AIM — Give back a single number, the count of lines containing the word "Paralelo".
## Begin
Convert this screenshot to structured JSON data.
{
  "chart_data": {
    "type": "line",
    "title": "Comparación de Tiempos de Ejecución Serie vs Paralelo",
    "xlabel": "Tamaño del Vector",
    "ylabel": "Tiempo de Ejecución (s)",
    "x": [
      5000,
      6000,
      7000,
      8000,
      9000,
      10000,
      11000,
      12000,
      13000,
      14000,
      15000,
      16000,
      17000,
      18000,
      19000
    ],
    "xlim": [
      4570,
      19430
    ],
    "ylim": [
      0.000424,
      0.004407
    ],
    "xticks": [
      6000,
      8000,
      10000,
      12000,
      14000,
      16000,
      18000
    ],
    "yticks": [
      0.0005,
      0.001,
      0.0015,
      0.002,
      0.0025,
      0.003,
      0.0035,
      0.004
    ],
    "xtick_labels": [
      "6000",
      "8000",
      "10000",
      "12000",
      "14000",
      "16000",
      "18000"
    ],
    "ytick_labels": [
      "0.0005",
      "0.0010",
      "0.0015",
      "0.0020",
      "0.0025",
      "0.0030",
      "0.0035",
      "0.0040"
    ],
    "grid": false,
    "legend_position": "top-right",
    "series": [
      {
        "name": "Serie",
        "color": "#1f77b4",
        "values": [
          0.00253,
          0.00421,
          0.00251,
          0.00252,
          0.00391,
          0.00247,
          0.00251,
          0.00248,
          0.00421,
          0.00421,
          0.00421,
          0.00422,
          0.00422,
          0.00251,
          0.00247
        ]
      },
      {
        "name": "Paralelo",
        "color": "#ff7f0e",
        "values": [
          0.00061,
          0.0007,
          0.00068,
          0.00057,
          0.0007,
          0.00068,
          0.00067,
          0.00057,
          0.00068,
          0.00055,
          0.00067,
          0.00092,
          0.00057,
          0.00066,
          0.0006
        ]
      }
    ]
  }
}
## End
RIGHT ANSWER — 2